STATED EXERCISE: Check every line of the material below for the string "this", and return the ones that have it.

===== LISTED ENTRIES

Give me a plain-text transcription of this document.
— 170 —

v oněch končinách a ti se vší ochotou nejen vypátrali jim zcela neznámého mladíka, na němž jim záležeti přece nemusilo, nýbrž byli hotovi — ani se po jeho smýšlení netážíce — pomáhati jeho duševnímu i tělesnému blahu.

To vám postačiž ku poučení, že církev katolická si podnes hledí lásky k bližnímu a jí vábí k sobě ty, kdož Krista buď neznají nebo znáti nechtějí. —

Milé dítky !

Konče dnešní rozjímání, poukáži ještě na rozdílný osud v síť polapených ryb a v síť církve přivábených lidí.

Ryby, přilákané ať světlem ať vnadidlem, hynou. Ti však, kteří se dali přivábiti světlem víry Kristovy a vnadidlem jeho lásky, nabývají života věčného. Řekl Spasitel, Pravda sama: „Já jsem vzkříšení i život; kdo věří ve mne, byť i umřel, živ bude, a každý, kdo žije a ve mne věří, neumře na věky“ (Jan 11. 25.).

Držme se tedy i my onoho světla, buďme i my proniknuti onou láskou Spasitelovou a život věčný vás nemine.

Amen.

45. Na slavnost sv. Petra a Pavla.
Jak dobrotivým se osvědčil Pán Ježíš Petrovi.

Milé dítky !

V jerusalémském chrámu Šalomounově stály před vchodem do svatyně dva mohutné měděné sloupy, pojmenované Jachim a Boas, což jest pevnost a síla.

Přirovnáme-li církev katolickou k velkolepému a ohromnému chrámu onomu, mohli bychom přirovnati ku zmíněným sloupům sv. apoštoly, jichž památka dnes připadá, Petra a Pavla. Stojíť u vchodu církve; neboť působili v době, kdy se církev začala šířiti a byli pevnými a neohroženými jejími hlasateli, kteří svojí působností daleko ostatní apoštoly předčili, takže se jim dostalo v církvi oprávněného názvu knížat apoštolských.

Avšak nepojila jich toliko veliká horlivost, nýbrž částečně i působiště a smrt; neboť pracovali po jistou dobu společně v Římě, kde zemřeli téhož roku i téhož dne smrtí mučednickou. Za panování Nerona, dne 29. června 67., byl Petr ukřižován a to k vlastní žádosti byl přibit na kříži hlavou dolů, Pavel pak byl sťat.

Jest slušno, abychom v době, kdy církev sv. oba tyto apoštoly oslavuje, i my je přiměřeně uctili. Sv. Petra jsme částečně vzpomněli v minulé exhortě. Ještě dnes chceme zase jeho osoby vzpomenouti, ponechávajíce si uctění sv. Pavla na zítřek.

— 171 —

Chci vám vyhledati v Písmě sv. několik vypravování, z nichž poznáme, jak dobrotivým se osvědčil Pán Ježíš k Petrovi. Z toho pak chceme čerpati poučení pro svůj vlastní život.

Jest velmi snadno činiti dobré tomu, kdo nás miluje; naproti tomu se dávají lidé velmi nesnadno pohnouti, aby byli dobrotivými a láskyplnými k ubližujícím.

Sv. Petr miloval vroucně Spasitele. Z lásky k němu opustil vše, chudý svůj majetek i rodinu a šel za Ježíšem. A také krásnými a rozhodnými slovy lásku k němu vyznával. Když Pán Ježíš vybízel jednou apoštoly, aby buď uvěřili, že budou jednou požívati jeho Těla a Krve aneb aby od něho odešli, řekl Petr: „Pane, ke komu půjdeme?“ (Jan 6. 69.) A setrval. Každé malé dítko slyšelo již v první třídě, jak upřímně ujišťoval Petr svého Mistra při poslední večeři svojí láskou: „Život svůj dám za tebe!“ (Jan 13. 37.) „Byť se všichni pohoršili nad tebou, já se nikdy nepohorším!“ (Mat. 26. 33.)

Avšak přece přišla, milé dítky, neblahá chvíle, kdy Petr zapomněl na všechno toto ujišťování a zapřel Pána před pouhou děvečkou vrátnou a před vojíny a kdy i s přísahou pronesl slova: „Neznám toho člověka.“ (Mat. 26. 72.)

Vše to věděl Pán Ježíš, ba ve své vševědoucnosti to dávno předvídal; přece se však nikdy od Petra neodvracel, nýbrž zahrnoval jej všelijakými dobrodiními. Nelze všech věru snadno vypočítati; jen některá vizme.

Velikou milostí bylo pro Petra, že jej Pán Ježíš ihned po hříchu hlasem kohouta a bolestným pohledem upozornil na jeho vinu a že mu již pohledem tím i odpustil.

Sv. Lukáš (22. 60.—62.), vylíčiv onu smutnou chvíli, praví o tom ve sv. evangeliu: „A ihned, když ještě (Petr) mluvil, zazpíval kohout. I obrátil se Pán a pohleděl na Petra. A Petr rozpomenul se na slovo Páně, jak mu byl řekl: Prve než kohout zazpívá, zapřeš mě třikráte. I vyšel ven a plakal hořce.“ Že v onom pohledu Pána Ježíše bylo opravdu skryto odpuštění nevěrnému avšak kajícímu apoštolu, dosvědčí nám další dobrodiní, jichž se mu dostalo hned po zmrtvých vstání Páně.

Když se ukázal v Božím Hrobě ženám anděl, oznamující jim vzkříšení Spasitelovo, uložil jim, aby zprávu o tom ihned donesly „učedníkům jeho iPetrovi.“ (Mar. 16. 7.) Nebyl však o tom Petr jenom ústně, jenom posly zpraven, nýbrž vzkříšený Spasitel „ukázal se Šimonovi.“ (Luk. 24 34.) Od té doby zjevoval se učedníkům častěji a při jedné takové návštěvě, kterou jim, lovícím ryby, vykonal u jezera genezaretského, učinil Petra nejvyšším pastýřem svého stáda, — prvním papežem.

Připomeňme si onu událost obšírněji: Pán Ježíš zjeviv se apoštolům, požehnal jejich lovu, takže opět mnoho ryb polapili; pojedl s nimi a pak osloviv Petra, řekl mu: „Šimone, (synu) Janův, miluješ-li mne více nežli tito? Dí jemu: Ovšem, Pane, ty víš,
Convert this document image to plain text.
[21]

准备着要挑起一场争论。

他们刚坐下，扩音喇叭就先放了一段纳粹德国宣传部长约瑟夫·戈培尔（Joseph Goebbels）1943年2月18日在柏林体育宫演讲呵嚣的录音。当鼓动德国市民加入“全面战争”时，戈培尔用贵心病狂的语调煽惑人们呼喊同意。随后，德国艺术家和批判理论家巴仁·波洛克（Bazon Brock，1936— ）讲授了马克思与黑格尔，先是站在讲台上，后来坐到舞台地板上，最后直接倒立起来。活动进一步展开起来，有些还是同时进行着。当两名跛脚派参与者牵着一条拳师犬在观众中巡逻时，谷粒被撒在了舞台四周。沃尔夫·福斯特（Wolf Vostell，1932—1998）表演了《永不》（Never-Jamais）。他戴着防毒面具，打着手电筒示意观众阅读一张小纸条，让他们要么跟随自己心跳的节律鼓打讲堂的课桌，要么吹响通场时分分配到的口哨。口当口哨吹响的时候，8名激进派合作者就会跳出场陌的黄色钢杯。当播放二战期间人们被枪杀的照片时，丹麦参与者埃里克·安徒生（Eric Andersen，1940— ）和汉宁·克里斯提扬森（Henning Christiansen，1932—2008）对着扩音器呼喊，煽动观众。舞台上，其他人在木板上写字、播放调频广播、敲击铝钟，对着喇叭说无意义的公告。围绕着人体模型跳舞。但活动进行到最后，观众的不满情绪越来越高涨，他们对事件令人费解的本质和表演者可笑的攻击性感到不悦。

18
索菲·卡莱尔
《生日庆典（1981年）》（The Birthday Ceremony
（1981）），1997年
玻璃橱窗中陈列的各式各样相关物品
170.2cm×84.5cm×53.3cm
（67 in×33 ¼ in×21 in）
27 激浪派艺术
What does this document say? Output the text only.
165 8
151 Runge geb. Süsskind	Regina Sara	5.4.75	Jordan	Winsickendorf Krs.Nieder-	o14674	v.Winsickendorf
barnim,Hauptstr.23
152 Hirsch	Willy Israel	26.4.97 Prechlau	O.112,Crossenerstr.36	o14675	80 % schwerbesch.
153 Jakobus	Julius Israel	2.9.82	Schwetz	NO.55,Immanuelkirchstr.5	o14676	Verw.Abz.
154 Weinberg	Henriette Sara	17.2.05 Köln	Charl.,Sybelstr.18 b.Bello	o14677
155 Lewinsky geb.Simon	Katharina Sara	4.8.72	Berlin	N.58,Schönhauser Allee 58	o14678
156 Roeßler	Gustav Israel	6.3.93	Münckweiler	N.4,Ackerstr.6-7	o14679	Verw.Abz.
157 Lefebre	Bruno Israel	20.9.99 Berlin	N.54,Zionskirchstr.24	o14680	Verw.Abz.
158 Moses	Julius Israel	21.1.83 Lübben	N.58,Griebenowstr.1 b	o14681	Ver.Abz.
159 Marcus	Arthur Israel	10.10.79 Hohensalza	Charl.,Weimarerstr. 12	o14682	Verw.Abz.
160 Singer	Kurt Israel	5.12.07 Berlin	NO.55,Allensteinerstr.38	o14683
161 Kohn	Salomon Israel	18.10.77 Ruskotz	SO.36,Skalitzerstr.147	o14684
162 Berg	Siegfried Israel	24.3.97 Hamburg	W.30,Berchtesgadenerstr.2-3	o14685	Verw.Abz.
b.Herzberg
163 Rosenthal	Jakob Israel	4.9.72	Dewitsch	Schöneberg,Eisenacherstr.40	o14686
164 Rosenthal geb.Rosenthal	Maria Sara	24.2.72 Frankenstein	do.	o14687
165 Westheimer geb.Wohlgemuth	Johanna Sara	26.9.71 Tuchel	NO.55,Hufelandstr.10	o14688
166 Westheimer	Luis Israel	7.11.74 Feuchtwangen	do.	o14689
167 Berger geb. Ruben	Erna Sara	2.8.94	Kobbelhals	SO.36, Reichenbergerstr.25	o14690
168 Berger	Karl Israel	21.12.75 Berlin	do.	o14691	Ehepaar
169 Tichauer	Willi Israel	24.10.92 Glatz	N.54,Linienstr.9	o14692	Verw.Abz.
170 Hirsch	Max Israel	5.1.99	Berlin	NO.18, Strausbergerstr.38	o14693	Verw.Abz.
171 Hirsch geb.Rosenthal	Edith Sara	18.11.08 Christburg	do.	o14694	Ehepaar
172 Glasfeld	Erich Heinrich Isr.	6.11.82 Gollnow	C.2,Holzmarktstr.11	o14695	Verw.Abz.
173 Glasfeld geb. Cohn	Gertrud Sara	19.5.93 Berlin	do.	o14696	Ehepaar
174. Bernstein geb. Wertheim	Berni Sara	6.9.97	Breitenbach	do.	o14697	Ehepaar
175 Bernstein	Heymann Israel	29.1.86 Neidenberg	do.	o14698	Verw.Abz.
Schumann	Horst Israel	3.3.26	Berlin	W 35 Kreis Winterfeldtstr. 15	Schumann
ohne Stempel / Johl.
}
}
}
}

==========

EXERCISE ANSWER:
Give me a plain-text transcription of this document.
Convert this document image to plain text.
What does this document say? Output the text only.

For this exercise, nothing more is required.